> [Description of the task]: Identify the lines that contain the string "Colombia" and copy all of them.
___ Material to process ___
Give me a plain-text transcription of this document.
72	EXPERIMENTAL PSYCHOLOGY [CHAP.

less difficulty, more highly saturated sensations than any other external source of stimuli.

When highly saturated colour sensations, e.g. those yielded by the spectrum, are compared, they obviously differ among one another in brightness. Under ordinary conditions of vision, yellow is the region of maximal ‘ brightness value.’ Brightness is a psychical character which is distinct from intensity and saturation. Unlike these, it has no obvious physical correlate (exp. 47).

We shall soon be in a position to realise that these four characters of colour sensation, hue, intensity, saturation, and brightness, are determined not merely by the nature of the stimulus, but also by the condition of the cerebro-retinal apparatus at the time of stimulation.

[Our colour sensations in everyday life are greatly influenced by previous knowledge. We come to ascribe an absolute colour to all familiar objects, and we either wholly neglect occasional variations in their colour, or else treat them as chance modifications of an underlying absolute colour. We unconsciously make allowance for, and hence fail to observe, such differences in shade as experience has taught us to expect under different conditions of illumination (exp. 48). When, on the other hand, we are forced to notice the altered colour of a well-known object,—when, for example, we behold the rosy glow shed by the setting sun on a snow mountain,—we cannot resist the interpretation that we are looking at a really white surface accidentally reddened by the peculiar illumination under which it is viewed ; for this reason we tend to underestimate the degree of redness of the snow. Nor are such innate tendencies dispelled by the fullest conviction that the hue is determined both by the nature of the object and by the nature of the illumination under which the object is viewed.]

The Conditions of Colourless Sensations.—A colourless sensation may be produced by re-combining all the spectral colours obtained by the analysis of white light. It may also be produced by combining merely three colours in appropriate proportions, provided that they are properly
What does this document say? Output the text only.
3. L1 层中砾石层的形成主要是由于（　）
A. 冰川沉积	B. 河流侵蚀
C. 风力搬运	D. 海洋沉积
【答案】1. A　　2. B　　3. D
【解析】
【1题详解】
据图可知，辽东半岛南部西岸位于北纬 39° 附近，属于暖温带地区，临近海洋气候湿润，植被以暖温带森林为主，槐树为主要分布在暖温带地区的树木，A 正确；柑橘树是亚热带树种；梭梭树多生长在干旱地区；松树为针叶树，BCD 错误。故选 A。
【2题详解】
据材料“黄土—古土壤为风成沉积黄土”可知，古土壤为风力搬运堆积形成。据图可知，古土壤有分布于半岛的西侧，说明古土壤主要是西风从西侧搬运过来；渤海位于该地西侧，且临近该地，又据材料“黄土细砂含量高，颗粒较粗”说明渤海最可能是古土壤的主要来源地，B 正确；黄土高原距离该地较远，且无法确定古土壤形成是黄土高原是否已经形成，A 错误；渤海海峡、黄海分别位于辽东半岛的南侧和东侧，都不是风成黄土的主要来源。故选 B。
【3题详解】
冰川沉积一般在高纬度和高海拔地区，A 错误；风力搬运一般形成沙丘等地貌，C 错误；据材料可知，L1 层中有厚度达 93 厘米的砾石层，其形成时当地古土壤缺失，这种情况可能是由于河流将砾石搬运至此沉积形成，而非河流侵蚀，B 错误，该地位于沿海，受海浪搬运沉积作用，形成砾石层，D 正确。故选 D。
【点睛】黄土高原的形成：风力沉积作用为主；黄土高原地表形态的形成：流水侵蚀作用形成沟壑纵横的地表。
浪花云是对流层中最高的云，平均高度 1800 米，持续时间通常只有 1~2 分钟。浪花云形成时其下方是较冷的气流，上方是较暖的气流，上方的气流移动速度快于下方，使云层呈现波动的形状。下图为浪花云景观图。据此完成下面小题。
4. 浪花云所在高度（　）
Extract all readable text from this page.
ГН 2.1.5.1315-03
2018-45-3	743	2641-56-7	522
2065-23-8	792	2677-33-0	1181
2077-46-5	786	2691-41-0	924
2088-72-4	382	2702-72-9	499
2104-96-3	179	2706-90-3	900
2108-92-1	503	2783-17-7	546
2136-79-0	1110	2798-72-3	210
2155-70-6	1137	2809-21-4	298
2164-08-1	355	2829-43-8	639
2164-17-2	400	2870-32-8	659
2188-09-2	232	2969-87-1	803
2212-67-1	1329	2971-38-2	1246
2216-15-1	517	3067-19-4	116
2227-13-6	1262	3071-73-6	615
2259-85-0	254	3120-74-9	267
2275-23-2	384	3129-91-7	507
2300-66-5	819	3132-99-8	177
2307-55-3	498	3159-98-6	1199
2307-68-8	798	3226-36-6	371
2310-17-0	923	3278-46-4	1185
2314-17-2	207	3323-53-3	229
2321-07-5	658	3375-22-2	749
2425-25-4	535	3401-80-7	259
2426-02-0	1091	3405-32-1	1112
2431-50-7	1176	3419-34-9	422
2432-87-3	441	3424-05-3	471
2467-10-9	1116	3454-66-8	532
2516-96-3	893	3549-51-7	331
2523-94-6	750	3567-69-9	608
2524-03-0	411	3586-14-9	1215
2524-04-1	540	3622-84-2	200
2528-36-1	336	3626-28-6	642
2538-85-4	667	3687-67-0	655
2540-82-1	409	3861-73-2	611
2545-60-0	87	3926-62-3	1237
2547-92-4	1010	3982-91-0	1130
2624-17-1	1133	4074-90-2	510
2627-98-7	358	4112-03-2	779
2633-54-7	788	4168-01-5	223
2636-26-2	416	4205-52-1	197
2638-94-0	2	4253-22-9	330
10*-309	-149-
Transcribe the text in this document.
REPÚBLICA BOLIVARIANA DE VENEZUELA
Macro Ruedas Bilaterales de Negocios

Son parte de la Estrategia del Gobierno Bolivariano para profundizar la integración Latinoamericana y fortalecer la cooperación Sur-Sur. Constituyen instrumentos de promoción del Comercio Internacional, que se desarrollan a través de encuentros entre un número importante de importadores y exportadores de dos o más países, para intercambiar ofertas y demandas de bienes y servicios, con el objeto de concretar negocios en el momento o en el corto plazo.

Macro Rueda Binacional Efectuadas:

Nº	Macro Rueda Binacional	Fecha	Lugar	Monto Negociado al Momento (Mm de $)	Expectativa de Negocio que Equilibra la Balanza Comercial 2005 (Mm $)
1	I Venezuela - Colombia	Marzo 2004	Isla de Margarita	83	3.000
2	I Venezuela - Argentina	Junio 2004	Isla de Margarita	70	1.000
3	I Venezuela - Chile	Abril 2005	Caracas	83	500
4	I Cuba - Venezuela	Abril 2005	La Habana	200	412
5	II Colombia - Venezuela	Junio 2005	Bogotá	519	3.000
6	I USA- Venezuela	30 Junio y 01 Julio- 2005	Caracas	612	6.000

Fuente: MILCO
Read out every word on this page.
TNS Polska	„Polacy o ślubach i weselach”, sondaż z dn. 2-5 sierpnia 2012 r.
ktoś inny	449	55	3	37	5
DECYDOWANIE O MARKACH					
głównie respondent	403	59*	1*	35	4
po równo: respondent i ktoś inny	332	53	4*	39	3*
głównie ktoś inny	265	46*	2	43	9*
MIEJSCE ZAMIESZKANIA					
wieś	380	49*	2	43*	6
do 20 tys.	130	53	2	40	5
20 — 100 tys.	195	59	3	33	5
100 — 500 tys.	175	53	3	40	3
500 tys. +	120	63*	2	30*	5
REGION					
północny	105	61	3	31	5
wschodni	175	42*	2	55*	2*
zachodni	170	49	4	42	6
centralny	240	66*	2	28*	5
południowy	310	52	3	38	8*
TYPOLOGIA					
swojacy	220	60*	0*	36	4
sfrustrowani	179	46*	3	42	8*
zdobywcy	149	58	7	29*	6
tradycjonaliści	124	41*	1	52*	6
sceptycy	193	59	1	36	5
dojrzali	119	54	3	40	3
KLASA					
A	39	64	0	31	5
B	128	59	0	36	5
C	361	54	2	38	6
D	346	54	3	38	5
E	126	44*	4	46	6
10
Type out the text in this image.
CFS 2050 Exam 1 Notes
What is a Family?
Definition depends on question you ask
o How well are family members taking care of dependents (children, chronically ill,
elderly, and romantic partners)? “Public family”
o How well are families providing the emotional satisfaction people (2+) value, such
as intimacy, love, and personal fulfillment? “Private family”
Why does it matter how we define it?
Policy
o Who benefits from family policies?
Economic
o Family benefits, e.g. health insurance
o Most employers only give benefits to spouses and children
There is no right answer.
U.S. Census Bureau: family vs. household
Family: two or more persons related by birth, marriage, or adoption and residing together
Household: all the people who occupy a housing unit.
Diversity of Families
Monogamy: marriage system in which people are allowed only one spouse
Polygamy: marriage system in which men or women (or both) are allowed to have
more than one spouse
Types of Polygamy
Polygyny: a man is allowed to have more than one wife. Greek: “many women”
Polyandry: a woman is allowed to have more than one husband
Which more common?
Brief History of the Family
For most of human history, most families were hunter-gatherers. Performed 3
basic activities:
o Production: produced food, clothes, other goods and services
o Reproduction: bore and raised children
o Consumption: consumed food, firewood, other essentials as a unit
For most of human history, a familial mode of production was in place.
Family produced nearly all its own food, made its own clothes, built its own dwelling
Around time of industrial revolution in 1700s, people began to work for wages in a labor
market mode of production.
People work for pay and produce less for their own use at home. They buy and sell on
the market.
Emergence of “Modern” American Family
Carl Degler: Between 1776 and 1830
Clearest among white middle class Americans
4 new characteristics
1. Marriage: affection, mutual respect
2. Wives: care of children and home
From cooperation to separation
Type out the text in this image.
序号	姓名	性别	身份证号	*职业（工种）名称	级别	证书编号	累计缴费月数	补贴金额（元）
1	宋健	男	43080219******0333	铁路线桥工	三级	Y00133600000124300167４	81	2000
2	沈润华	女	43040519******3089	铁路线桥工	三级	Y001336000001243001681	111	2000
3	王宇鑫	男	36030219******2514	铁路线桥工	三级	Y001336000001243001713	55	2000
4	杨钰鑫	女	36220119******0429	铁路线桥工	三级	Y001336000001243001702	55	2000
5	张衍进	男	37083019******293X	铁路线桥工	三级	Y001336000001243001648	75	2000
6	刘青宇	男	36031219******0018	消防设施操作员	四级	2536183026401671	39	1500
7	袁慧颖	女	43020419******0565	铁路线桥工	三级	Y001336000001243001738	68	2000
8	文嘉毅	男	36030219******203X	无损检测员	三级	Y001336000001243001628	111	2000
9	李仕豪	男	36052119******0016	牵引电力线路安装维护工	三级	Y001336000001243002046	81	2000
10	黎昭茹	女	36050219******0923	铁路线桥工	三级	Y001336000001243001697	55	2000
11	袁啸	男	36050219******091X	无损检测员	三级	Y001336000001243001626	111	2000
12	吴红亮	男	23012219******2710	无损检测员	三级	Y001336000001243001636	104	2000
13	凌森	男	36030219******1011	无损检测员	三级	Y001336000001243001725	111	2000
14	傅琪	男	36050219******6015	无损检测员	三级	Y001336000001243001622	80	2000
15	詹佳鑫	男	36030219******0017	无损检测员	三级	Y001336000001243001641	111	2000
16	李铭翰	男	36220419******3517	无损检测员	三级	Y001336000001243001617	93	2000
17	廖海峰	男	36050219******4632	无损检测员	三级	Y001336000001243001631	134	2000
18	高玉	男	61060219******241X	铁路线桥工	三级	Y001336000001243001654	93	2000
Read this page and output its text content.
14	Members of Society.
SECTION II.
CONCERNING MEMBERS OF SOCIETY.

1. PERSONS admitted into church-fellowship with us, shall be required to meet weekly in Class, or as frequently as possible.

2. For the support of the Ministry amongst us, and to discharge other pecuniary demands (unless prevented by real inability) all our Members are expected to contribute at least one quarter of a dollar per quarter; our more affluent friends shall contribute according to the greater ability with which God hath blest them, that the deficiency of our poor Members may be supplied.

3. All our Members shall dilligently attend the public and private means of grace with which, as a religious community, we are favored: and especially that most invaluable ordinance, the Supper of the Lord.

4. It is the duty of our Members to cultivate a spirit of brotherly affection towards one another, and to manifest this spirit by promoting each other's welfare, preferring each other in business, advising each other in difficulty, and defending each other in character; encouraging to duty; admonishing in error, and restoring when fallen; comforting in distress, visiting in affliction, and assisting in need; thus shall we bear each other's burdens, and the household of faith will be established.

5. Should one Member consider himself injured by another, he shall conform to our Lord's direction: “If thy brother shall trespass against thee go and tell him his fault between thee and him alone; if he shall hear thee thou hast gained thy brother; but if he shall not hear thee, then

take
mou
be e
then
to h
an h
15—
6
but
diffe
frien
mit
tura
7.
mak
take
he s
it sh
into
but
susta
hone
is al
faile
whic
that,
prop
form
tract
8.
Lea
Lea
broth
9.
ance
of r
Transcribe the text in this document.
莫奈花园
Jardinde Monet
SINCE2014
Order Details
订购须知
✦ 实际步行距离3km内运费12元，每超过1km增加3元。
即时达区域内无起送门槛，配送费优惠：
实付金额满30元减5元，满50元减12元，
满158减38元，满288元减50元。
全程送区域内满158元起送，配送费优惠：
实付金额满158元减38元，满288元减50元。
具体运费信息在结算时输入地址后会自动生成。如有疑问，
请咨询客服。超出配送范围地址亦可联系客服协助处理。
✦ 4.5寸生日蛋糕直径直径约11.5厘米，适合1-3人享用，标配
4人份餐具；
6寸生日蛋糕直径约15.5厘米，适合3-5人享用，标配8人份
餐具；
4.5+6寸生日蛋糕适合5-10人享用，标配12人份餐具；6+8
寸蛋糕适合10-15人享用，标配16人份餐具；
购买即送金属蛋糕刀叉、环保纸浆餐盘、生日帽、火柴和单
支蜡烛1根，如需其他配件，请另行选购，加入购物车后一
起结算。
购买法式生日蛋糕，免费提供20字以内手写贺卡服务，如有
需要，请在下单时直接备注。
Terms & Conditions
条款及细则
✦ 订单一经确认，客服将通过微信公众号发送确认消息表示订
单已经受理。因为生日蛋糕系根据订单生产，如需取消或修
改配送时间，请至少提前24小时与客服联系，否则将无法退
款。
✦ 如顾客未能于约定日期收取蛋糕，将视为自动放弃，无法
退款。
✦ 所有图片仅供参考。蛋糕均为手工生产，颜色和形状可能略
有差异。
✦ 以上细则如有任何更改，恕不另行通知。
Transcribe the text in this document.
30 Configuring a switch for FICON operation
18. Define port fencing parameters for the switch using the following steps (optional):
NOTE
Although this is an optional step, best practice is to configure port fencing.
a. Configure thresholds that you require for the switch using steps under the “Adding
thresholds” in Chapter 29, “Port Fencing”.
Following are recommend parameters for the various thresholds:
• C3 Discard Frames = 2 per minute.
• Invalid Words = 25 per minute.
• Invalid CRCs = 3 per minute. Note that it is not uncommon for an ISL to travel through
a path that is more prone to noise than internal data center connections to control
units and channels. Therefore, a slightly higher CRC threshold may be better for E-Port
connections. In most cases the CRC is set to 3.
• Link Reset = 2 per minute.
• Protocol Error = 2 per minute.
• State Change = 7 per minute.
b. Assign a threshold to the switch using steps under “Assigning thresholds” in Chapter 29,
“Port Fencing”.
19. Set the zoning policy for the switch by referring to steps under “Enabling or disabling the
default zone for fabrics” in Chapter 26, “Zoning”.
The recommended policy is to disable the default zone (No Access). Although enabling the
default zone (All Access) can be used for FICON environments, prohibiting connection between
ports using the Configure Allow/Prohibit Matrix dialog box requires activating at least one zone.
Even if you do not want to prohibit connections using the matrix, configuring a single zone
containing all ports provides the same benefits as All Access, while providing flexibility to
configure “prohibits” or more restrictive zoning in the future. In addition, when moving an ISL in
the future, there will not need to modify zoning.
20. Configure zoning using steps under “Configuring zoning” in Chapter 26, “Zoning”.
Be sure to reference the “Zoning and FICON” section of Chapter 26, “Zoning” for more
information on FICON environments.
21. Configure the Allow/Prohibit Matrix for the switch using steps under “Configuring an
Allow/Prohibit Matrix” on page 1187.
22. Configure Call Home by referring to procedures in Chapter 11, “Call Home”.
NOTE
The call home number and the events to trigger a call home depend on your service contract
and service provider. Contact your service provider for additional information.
___
> [Written reply]:
1	I Venezuela - Colombia	Marzo 2004	Isla de Margarita	83	3.000
5	II Colombia - Venezuela	Junio 2005	Bogotá	519	3.000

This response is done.